BEGIN GIVEN ENTRIES

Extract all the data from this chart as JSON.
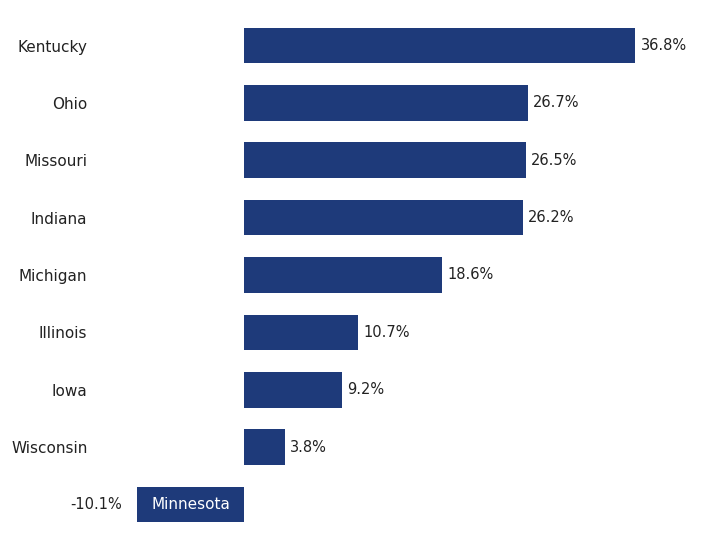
{
  "categories": [
    "Kentucky",
    "Ohio",
    "Missouri",
    "Indiana",
    "Michigan",
    "Illinois",
    "Iowa",
    "Wisconsin",
    "Minnesota"
  ],
  "values": [
    36.8,
    26.7,
    26.5,
    26.2,
    18.6,
    10.7,
    9.2,
    3.8,
    -10.1
  ],
  "bar_color": "#1e3a7a",
  "label_color": "#222222",
  "background_color": "#ffffff",
  "value_labels": [
    "36.8%",
    "26.7%",
    "26.5%",
    "26.2%",
    "18.6%",
    "10.7%",
    "9.2%",
    "3.8%",
    "-10.1%"
  ],
  "xlim": [
    -14,
    42
  ],
  "bar_height": 0.62,
  "fontsize_labels": 11,
  "fontsize_values": 10.5,
  "mn_label_inside": "Minnesota",
  "mn_value_outside": "-10.1%"
}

END GIVEN ENTRIES

[BRIEF] Search the data above for the string "Minnesota" and copy each line that has it.

[EXERCISE OUTPUT]
    "Minnesota"
  "mn_label_inside": "Minnesota",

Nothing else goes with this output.